• [Exercise prompt] Search the records for the word "title" and pick out every line that has it.

**** Dataset records

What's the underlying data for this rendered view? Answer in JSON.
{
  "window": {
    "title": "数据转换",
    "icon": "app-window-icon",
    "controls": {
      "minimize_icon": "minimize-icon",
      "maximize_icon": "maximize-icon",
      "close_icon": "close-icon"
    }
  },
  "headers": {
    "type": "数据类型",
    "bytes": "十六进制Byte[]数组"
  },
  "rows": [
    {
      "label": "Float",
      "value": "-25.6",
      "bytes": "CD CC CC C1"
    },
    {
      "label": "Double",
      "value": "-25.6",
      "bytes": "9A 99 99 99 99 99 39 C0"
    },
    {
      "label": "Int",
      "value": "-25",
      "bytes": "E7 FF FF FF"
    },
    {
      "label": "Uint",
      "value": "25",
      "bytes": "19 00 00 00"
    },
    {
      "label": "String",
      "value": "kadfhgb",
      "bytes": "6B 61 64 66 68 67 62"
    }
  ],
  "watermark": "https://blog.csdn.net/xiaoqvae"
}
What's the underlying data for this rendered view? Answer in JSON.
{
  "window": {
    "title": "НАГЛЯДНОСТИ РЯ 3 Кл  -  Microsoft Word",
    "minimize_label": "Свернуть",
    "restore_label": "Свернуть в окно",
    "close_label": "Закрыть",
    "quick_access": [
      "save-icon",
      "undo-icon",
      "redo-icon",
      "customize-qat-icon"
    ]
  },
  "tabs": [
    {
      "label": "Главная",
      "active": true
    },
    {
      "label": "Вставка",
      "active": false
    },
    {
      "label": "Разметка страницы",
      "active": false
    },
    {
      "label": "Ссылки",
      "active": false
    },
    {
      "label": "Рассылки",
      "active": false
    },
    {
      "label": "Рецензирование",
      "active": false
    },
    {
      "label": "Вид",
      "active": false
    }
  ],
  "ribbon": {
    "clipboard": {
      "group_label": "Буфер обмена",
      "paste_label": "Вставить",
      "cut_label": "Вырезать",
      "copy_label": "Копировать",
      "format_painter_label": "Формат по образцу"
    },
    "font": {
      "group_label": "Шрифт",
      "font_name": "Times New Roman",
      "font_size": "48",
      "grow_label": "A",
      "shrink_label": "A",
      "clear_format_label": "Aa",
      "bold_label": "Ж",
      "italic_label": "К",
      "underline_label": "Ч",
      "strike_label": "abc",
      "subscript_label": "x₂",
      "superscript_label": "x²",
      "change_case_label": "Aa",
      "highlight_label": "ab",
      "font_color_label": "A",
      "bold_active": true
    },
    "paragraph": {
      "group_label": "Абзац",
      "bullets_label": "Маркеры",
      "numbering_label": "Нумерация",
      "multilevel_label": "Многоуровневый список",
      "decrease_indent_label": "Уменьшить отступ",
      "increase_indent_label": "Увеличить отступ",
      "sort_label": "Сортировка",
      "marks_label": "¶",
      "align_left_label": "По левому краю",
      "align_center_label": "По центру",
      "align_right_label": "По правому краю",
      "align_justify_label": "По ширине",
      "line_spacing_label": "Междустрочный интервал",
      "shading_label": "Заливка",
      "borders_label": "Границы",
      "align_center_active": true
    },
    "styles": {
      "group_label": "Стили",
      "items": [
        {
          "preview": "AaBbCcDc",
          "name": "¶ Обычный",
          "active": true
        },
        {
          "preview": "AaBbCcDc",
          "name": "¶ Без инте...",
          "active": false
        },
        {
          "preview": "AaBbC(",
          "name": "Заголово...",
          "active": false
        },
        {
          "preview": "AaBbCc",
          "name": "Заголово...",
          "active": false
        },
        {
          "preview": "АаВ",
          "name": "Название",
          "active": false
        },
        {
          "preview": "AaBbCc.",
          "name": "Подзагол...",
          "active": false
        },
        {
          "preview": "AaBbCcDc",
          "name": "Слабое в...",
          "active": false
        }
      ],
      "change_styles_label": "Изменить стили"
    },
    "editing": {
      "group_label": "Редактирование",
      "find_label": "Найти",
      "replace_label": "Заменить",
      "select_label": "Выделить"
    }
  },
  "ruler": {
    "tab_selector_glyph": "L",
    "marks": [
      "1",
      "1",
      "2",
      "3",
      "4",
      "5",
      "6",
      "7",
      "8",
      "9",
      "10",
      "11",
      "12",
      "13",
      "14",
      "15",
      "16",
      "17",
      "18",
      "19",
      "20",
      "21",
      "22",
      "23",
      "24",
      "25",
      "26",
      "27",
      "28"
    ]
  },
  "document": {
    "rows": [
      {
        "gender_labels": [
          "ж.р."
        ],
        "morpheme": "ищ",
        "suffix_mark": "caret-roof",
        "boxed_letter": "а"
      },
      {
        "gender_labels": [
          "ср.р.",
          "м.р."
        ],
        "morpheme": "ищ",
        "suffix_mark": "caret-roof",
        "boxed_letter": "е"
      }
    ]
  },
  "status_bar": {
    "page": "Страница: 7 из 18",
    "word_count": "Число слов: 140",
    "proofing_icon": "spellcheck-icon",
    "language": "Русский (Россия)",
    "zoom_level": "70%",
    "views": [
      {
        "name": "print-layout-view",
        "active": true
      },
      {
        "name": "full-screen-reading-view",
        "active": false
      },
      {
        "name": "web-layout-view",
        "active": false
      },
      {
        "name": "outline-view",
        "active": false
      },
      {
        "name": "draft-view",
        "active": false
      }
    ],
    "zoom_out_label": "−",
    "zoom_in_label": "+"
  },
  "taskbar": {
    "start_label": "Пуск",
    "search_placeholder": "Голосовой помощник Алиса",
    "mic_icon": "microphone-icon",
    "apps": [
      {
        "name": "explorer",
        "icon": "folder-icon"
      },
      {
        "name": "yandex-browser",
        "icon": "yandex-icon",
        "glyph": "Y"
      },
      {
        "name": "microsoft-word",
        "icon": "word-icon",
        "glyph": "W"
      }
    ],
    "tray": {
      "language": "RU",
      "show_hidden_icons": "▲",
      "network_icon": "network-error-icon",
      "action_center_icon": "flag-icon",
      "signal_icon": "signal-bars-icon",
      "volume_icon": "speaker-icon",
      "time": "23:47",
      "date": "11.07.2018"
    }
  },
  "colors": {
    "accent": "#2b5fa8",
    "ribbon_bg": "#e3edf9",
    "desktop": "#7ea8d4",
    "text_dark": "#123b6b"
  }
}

********

• [Task output]
    "title": "数据转换",
    "title": "НАГЛЯДНОСТИ РЯ 3 Кл  -  Microsoft Word",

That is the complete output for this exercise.